■ **What you will do**
Pick out each line containing the string "this".

[Collected data]
####################
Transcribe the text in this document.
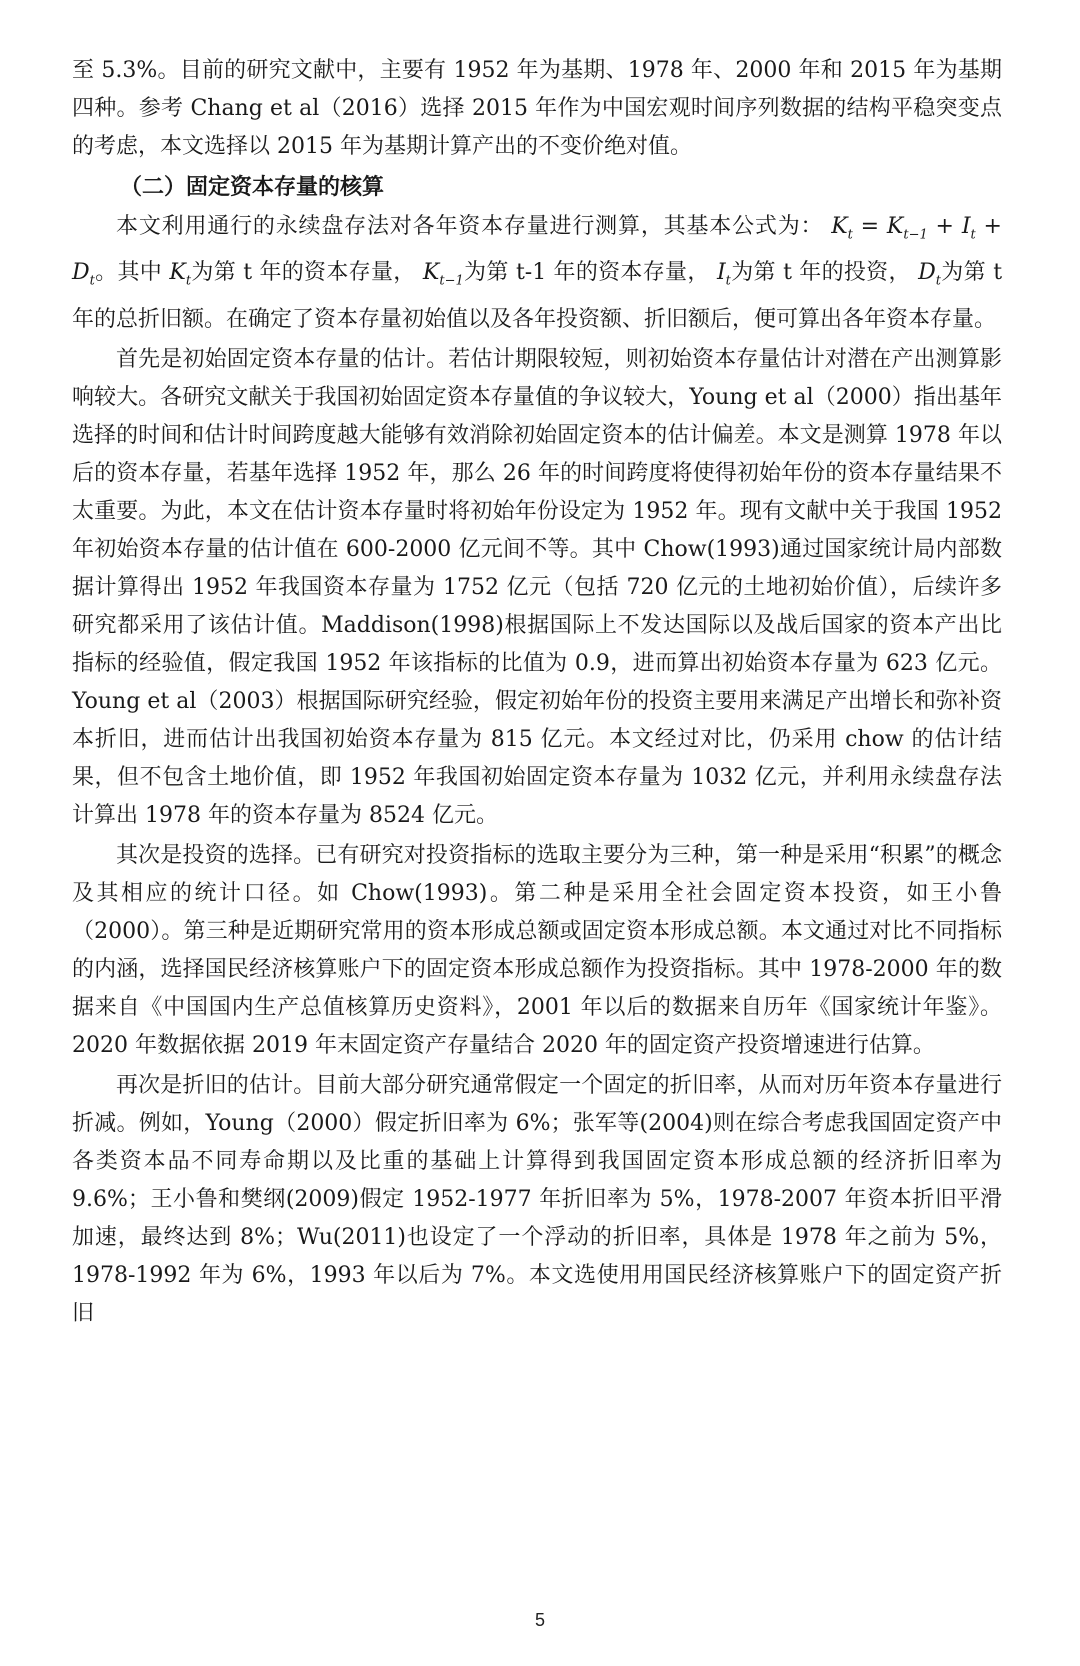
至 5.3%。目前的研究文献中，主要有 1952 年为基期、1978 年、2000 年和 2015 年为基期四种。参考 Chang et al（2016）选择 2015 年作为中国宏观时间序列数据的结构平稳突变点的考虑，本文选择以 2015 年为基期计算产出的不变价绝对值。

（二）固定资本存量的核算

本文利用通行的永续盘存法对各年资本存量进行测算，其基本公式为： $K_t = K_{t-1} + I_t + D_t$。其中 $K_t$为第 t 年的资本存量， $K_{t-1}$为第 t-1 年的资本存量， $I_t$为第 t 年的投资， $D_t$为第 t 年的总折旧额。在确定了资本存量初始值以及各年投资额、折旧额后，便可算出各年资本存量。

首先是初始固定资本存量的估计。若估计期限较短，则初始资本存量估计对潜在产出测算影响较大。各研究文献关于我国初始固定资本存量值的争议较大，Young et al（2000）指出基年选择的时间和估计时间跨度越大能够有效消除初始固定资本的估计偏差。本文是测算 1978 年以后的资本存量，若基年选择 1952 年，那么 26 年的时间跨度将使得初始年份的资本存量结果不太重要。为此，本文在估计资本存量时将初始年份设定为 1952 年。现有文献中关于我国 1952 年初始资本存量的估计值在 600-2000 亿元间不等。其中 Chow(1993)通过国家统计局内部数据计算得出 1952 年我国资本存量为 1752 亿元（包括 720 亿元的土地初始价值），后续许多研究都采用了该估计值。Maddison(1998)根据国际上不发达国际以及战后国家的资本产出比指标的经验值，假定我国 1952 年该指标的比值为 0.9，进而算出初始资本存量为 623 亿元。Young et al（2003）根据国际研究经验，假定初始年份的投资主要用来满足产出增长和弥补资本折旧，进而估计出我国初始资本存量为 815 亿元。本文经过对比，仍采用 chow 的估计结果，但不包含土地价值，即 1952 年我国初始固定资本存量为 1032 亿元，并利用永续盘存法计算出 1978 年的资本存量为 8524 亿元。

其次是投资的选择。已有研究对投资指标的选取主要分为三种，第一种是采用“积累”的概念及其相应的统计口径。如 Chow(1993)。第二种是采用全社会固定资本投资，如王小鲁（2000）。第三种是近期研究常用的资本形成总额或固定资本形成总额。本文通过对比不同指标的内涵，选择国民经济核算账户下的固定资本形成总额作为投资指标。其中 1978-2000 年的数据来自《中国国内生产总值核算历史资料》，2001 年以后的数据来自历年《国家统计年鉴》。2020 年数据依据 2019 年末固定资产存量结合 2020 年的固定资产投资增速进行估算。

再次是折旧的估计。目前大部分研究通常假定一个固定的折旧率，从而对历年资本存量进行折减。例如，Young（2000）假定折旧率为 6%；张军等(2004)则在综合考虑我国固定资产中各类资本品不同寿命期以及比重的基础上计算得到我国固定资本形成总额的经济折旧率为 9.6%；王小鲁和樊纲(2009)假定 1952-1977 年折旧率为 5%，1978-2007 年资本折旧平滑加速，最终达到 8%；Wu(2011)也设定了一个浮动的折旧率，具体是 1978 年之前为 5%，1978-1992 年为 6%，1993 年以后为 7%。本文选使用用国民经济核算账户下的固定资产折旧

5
####################
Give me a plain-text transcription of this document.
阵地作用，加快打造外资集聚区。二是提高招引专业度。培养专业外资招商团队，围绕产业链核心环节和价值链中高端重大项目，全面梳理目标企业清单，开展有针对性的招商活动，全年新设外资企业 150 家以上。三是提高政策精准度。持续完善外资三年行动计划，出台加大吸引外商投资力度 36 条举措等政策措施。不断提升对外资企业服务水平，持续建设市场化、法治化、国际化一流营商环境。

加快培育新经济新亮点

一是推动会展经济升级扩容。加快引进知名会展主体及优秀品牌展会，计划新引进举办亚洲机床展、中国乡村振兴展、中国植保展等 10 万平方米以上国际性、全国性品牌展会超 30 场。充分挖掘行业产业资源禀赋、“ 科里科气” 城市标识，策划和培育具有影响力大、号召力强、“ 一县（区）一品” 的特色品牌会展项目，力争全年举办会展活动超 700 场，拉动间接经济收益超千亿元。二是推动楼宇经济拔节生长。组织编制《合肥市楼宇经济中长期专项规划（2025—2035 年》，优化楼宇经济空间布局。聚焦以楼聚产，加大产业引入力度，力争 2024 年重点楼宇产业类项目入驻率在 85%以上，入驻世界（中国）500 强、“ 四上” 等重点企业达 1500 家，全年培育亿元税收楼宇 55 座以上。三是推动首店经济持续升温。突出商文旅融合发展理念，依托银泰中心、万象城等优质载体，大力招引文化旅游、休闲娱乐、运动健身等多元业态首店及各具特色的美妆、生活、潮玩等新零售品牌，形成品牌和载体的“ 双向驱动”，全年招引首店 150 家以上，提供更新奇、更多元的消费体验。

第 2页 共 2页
####################
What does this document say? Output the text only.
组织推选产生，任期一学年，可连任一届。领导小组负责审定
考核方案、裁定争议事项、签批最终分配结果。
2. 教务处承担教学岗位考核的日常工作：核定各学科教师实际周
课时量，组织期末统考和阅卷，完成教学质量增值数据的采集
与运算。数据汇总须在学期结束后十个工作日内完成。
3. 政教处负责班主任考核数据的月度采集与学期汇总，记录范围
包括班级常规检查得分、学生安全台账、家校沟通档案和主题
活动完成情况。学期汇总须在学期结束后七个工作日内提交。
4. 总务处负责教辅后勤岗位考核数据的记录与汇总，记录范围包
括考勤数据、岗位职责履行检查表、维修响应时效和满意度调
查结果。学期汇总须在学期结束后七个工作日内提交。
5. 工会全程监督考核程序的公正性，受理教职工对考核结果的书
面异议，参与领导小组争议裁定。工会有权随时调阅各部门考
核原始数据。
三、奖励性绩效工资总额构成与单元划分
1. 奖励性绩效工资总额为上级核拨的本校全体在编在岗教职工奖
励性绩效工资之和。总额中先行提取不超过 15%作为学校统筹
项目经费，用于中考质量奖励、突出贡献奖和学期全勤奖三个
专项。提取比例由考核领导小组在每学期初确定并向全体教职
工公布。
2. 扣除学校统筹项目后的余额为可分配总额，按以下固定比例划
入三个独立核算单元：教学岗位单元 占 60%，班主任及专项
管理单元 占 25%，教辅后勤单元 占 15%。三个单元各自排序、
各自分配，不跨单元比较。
####################
■ **The result**
Transcribe the text in this document.
Give me a plain-text transcription of this document.
What does this document say? Output the text only.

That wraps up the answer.